══ Data supplied

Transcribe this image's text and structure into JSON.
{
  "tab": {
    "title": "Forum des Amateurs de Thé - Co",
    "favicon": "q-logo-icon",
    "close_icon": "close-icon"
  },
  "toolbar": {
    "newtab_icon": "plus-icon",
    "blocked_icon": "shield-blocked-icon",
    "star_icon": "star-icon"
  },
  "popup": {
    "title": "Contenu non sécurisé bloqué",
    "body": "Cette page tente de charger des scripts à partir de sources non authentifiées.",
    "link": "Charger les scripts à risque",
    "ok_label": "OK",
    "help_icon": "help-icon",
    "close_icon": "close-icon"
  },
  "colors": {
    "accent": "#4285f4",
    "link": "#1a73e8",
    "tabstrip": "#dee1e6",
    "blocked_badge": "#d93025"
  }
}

════

# Work to complete
Print all of the entries again, exactly as written.

# Output for this task
Transcribe this image's text and structure into JSON.
{
  "tab": {
    "title": "Forum des Amateurs de Thé - Co",
    "favicon": "q-logo-icon",
    "close_icon": "close-icon"
  },
  "toolbar": {
    "newtab_icon": "plus-icon",
    "blocked_icon": "shield-blocked-icon",
    "star_icon": "star-icon"
  },
  "popup": {
    "title": "Contenu non sécurisé bloqué",
    "body": "Cette page tente de charger des scripts à partir de sources non authentifiées.",
    "link": "Charger les scripts à risque",
    "ok_label": "OK",
    "help_icon": "help-icon",
    "close_icon": "close-icon"
  },
  "colors": {
    "accent": "#4285f4",
    "link": "#1a73e8",
    "tabstrip": "#dee1e6",
    "blocked_badge": "#d93025"
  }
}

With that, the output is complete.